**Prompt**
Give an exact transcription of every line, dropping the images.

* * * * * * * * *

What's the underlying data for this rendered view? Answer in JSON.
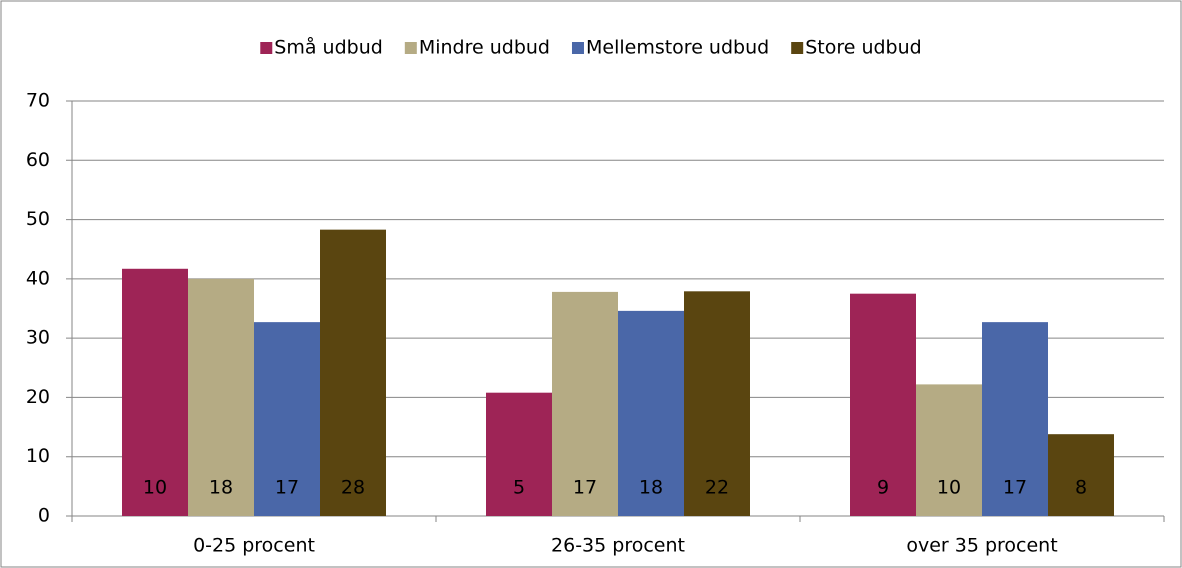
{
  "chart_data": {
    "type": "bar",
    "categories": [
      "0-25 procent",
      "26-35 procent",
      "over 35 procent"
    ],
    "series": [
      {
        "name": "Små udbud",
        "color": "#9e2456",
        "values": [
          41.7,
          20.8,
          37.5
        ],
        "counts": [
          10,
          5,
          9
        ]
      },
      {
        "name": "Mindre udbud",
        "color": "#b5ab84",
        "values": [
          40.0,
          37.8,
          22.2
        ],
        "counts": [
          18,
          17,
          10
        ]
      },
      {
        "name": "Mellemstore udbud",
        "color": "#4a67a8",
        "values": [
          32.7,
          34.6,
          32.7
        ],
        "counts": [
          17,
          18,
          17
        ]
      },
      {
        "name": "Store udbud",
        "color": "#5a4510",
        "values": [
          48.3,
          37.9,
          13.8
        ],
        "counts": [
          28,
          22,
          8
        ]
      }
    ],
    "ylim": [
      0,
      70
    ],
    "yticks": [
      0,
      10,
      20,
      30,
      40,
      50,
      60,
      70
    ],
    "grid": true,
    "legend": "top"
  }
}
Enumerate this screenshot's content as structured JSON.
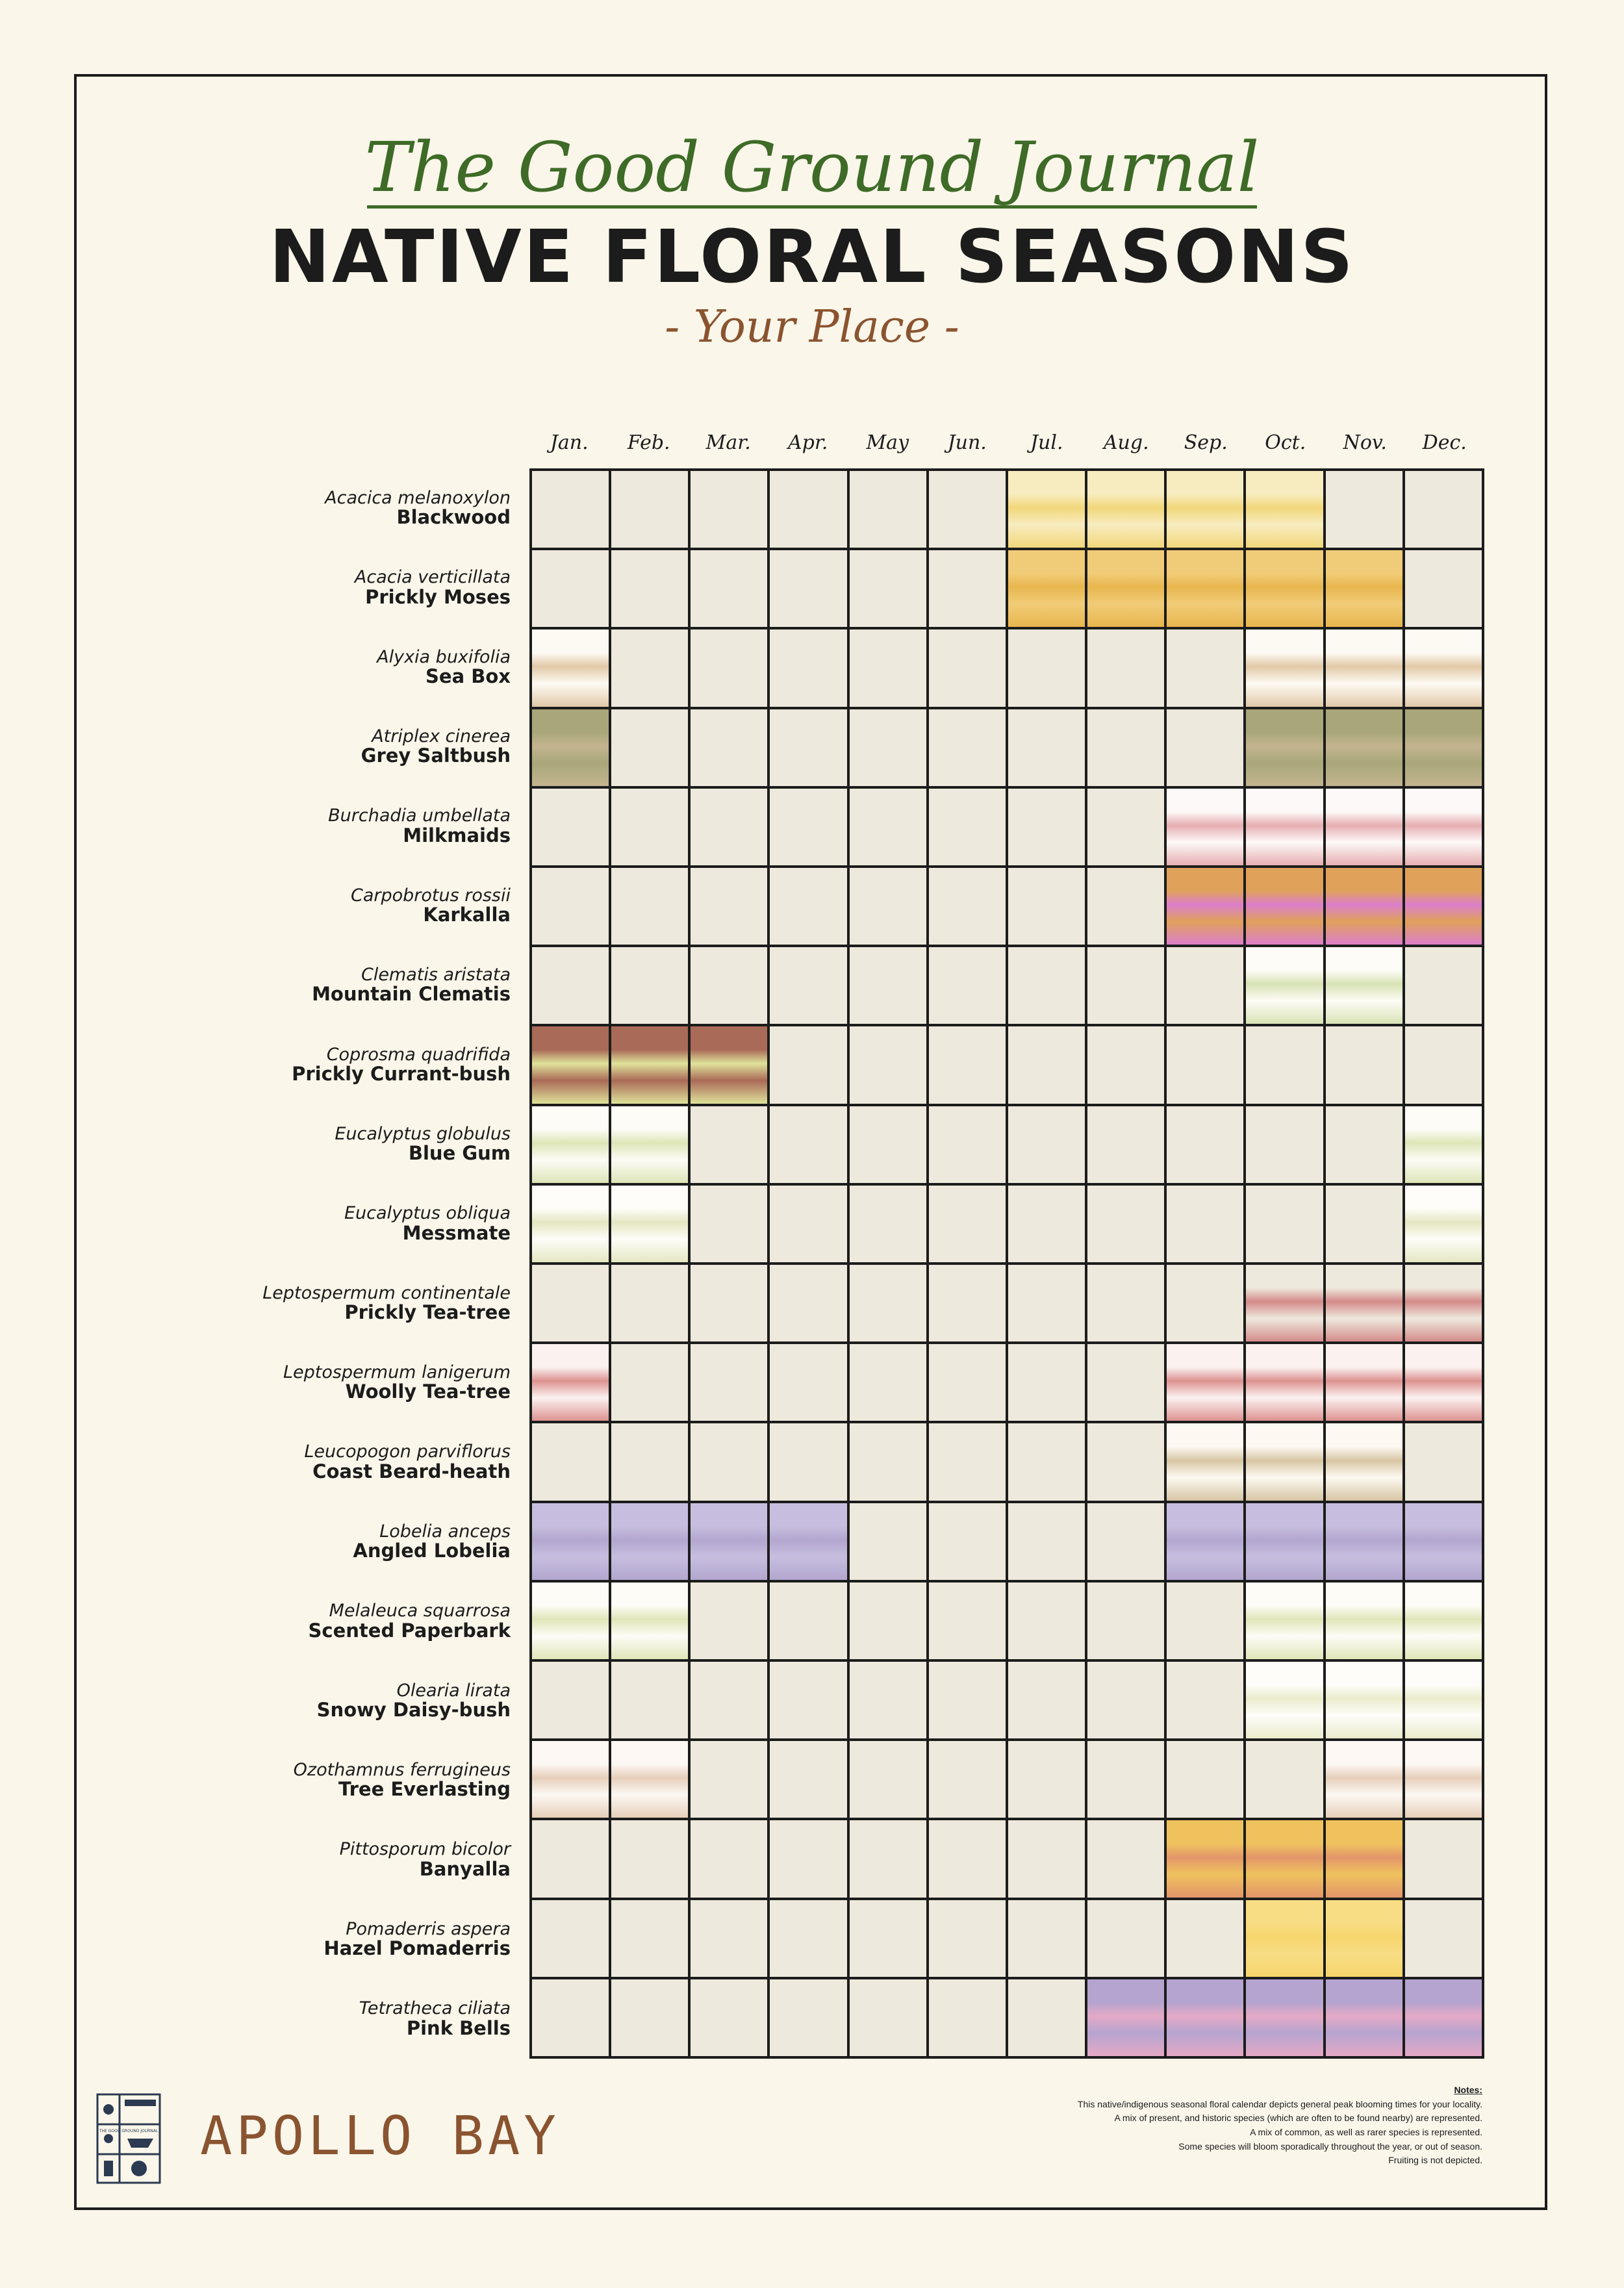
{
  "header": {
    "journal": "The Good Ground Journal",
    "title": "NATIVE FLORAL SEASONS",
    "subtitle": "- Your Place -"
  },
  "months": [
    "Jan.",
    "Feb.",
    "Mar.",
    "Apr.",
    "May",
    "Jun.",
    "Jul.",
    "Aug.",
    "Sep.",
    "Oct.",
    "Nov.",
    "Dec."
  ],
  "species": [
    {
      "scientific": "Acacica melanoxylon",
      "common": "Blackwood",
      "months": [
        7,
        8,
        9,
        10
      ],
      "color": "#f2d77a",
      "base": "#f7ecc0"
    },
    {
      "scientific": "Acacia verticillata",
      "common": "Prickly Moses",
      "months": [
        7,
        8,
        9,
        10,
        11
      ],
      "color": "#e8b64e",
      "base": "#f1cc78"
    },
    {
      "scientific": "Alyxia buxifolia",
      "common": "Sea Box",
      "months": [
        1,
        10,
        11,
        12
      ],
      "color": "#e2c9a8",
      "base": "#fdfaf3"
    },
    {
      "scientific": "Atriplex cinerea",
      "common": "Grey Saltbush",
      "months": [
        1,
        10,
        11,
        12
      ],
      "color": "#c3b48f",
      "base": "#a9a77a"
    },
    {
      "scientific": "Burchadia umbellata",
      "common": "Milkmaids",
      "months": [
        9,
        10,
        11,
        12
      ],
      "color": "#e6aeb1",
      "base": "#fdf9f8"
    },
    {
      "scientific": "Carpobrotus rossii",
      "common": "Karkalla",
      "months": [
        9,
        10,
        11,
        12
      ],
      "color": "#dc7fcb",
      "base": "#e0a15a"
    },
    {
      "scientific": "Clematis aristata",
      "common": "Mountain Clematis",
      "months": [
        10,
        11
      ],
      "color": "#d9e2b5",
      "base": "#fdfcf6"
    },
    {
      "scientific": "Coprosma quadrifida",
      "common": "Prickly Currant-bush",
      "months": [
        1,
        2,
        3
      ],
      "color": "#dfe39a",
      "base": "#a96a57"
    },
    {
      "scientific": "Eucalyptus globulus",
      "common": "Blue Gum",
      "months": [
        1,
        2,
        12
      ],
      "color": "#dde5b7",
      "base": "#fdfcf6"
    },
    {
      "scientific": "Eucalyptus obliqua",
      "common": "Messmate",
      "months": [
        1,
        2,
        12
      ],
      "color": "#e5e7c2",
      "base": "#fefdf9"
    },
    {
      "scientific": "Leptospermum continentale",
      "common": "Prickly Tea-tree",
      "months": [
        10,
        11,
        12
      ],
      "color": "#d48b8a",
      "base": "#eee9dd"
    },
    {
      "scientific": "Leptospermum lanigerum",
      "common": "Woolly Tea-tree",
      "months": [
        1,
        9,
        10,
        11,
        12
      ],
      "color": "#dd9391",
      "base": "#fbf2f0"
    },
    {
      "scientific": "Leucopogon parviflorus",
      "common": "Coast Beard-heath",
      "months": [
        9,
        10,
        11
      ],
      "color": "#d7c5a3",
      "base": "#fdf9f2"
    },
    {
      "scientific": "Lobelia anceps",
      "common": "Angled Lobelia",
      "months": [
        1,
        2,
        3,
        4,
        9,
        10,
        11,
        12
      ],
      "color": "#b3a6cf",
      "base": "#c7bedf"
    },
    {
      "scientific": "Melaleuca squarrosa",
      "common": "Scented Paperbark",
      "months": [
        1,
        2,
        10,
        11,
        12
      ],
      "color": "#e1e6b9",
      "base": "#fdfcf6"
    },
    {
      "scientific": "Olearia lirata",
      "common": "Snowy Daisy-bush",
      "months": [
        10,
        11,
        12
      ],
      "color": "#ebeccc",
      "base": "#fefdfa"
    },
    {
      "scientific": "Ozothamnus ferrugineus",
      "common": "Tree Everlasting",
      "months": [
        1,
        2,
        11,
        12
      ],
      "color": "#e6cfba",
      "base": "#fdf8f3"
    },
    {
      "scientific": "Pittosporum bicolor",
      "common": "Banyalla",
      "months": [
        9,
        10,
        11
      ],
      "color": "#e3956a",
      "base": "#efc25e"
    },
    {
      "scientific": "Pomaderris aspera",
      "common": "Hazel Pomaderris",
      "months": [
        10,
        11
      ],
      "color": "#f6d56c",
      "base": "#f8dd84"
    },
    {
      "scientific": "Tetratheca ciliata",
      "common": "Pink Bells",
      "months": [
        8,
        9,
        10,
        11,
        12
      ],
      "color": "#e5a9c5",
      "base": "#b6a4d0"
    }
  ],
  "empty_cell_color": "#eee9dd",
  "notes": {
    "heading": "Notes:",
    "lines": [
      "This native/indigenous seasonal floral calendar depicts general peak blooming times for your locality.",
      "A mix of present, and historic species (which are often to be found nearby) are represented.",
      "A mix of common, as well as rarer species is represented.",
      "Some species will bloom sporadically throughout the year, or out of season.",
      "Fruiting is not depicted."
    ]
  },
  "footer": {
    "place": "APOLLO BAY",
    "logo_text": "THE GOOD GROUND JOURNAL"
  }
}
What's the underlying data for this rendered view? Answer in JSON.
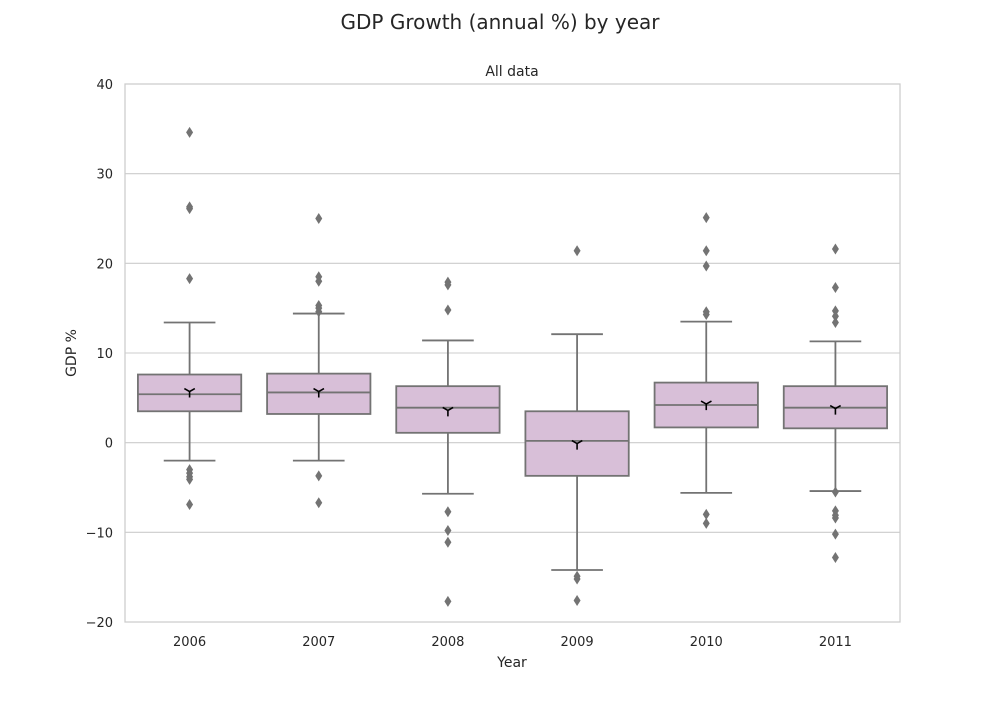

* * * * * * * * *

**Full output**
What's the underlying data for this rendered view? Answer in JSON.
{
  "chart_data": {
    "type": "bar",
    "categories": [
      "0-25 procent",
      "26-35 procent",
      "over 35 procent"
    ],
    "series": [
      {
        "name": "Små udbud",
        "color": "#9e2456",
        "values": [
          41.7,
          20.8,
          37.5
        ],
        "counts": [
          10,
          5,
          9
        ]
      },
      {
        "name": "Mindre udbud",
        "color": "#b5ab84",
        "values": [
          40.0,
          37.8,
          22.2
        ],
        "counts": [
          18,
          17,
          10
        ]
      },
      {
        "name": "Mellemstore udbud",
        "color": "#4a67a8",
        "values": [
          32.7,
          34.6,
          32.7
        ],
        "counts": [
          17,
          18,
          17
        ]
      },
      {
        "name": "Store udbud",
        "color": "#5a4510",
        "values": [
          48.3,
          37.9,
          13.8
        ],
        "counts": [
          28,
          22,
          8
        ]
      }
    ],
    "ylim": [
      0,
      70
    ],
    "yticks": [
      0,
      10,
      20,
      30,
      40,
      50,
      60,
      70
    ],
    "grid": true,
    "legend": "top"
  }
}
Enumerate this screenshot's content as structured JSON.
{
  "header": {
    "journal": "The Good Ground Journal",
    "title": "NATIVE FLORAL SEASONS",
    "subtitle": "- Your Place -"
  },
  "months": [
    "Jan.",
    "Feb.",
    "Mar.",
    "Apr.",
    "May",
    "Jun.",
    "Jul.",
    "Aug.",
    "Sep.",
    "Oct.",
    "Nov.",
    "Dec."
  ],
  "species": [
    {
      "scientific": "Acacica melanoxylon",
      "common": "Blackwood",
      "months": [
        7,
        8,
        9,
        10
      ],
      "color": "#f2d77a",
      "base": "#f7ecc0"
    },
    {
      "scientific": "Acacia verticillata",
      "common": "Prickly Moses",
      "months": [
        7,
        8,
        9,
        10,
        11
      ],
      "color": "#e8b64e",
      "base": "#f1cc78"
    },
    {
      "scientific": "Alyxia buxifolia",
      "common": "Sea Box",
      "months": [
        1,
        10,
        11,
        12
      ],
      "color": "#e2c9a8",
      "base": "#fdfaf3"
    },
    {
      "scientific": "Atriplex cinerea",
      "common": "Grey Saltbush",
      "months": [
        1,
        10,
        11,
        12
      ],
      "color": "#c3b48f",
      "base": "#a9a77a"
    },
    {
      "scientific": "Burchadia umbellata",
      "common": "Milkmaids",
      "months": [
        9,
        10,
        11,
        12
      ],
      "color": "#e6aeb1",
      "base": "#fdf9f8"
    },
    {
      "scientific": "Carpobrotus rossii",
      "common": "Karkalla",
      "months": [
        9,
        10,
        11,
        12
      ],
      "color": "#dc7fcb",
      "base": "#e0a15a"
    },
    {
      "scientific": "Clematis aristata",
      "common": "Mountain Clematis",
      "months": [
        10,
        11
      ],
      "color": "#d9e2b5",
      "base": "#fdfcf6"
    },
    {
      "scientific": "Coprosma quadrifida",
      "common": "Prickly Currant-bush",
      "months": [
        1,
        2,
        3
      ],
      "color": "#dfe39a",
      "base": "#a96a57"
    },
    {
      "scientific": "Eucalyptus globulus",
      "common": "Blue Gum",
      "months": [
        1,
        2,
        12
      ],
      "color": "#dde5b7",
      "base": "#fdfcf6"
    },
    {
      "scientific": "Eucalyptus obliqua",
      "common": "Messmate",
      "months": [
        1,
        2,
        12
      ],
      "color": "#e5e7c2",
      "base": "#fefdf9"
    },
    {
      "scientific": "Leptospermum continentale",
      "common": "Prickly Tea-tree",
      "months": [
        10,
        11,
        12
      ],
      "color": "#d48b8a",
      "base": "#eee9dd"
    },
    {
      "scientific": "Leptospermum lanigerum",
      "common": "Woolly Tea-tree",
      "months": [
        1,
        9,
        10,
        11,
        12
      ],
      "color": "#dd9391",
      "base": "#fbf2f0"
    },
    {
      "scientific": "Leucopogon parviflorus",
      "common": "Coast Beard-heath",
      "months": [
        9,
        10,
        11
      ],
      "color": "#d7c5a3",
      "base": "#fdf9f2"
    },
    {
      "scientific": "Lobelia anceps",
      "common": "Angled Lobelia",
      "months": [
        1,
        2,
        3,
        4,
        9,
        10,
        11,
        12
      ],
      "color": "#b3a6cf",
      "base": "#c7bedf"
    },
    {
      "scientific": "Melaleuca squarrosa",
      "common": "Scented Paperbark",
      "months": [
        1,
        2,
        10,
        11,
        12
      ],
      "color": "#e1e6b9",
      "base": "#fdfcf6"
    },
    {
      "scientific": "Olearia lirata",
      "common": "Snowy Daisy-bush",
      "months": [
        10,
        11,
        12
      ],
      "color": "#ebeccc",
      "base": "#fefdfa"
    },
    {
      "scientific": "Ozothamnus ferrugineus",
      "common": "Tree Everlasting",
      "months": [
        1,
        2,
        11,
        12
      ],
      "color": "#e6cfba",
      "base": "#fdf8f3"
    },
    {
      "scientific": "Pittosporum bicolor",
      "common": "Banyalla",
      "months": [
        9,
        10,
        11
      ],
      "color": "#e3956a",
      "base": "#efc25e"
    },
    {
      "scientific": "Pomaderris aspera",
      "common": "Hazel Pomaderris",
      "months": [
        10,
        11
      ],
      "color": "#f6d56c",
      "base": "#f8dd84"
    },
    {
      "scientific": "Tetratheca ciliata",
      "common": "Pink Bells",
      "months": [
        8,
        9,
        10,
        11,
        12
      ],
      "color": "#e5a9c5",
      "base": "#b6a4d0"
    }
  ],
  "empty_cell_color": "#eee9dd",
  "notes": {
    "heading": "Notes:",
    "lines": [
      "This native/indigenous seasonal floral calendar depicts general peak blooming times for your locality.",
      "A mix of present, and historic species (which are often to be found nearby) are represented.",
      "A mix of common, as well as rarer species is represented.",
      "Some species will bloom sporadically throughout the year, or out of season.",
      "Fruiting is not depicted."
    ]
  },
  "footer": {
    "place": "APOLLO BAY",
    "logo_text": "THE GOOD GROUND JOURNAL"
  }
}
What's the underlying data for this rendered view? Answer in JSON.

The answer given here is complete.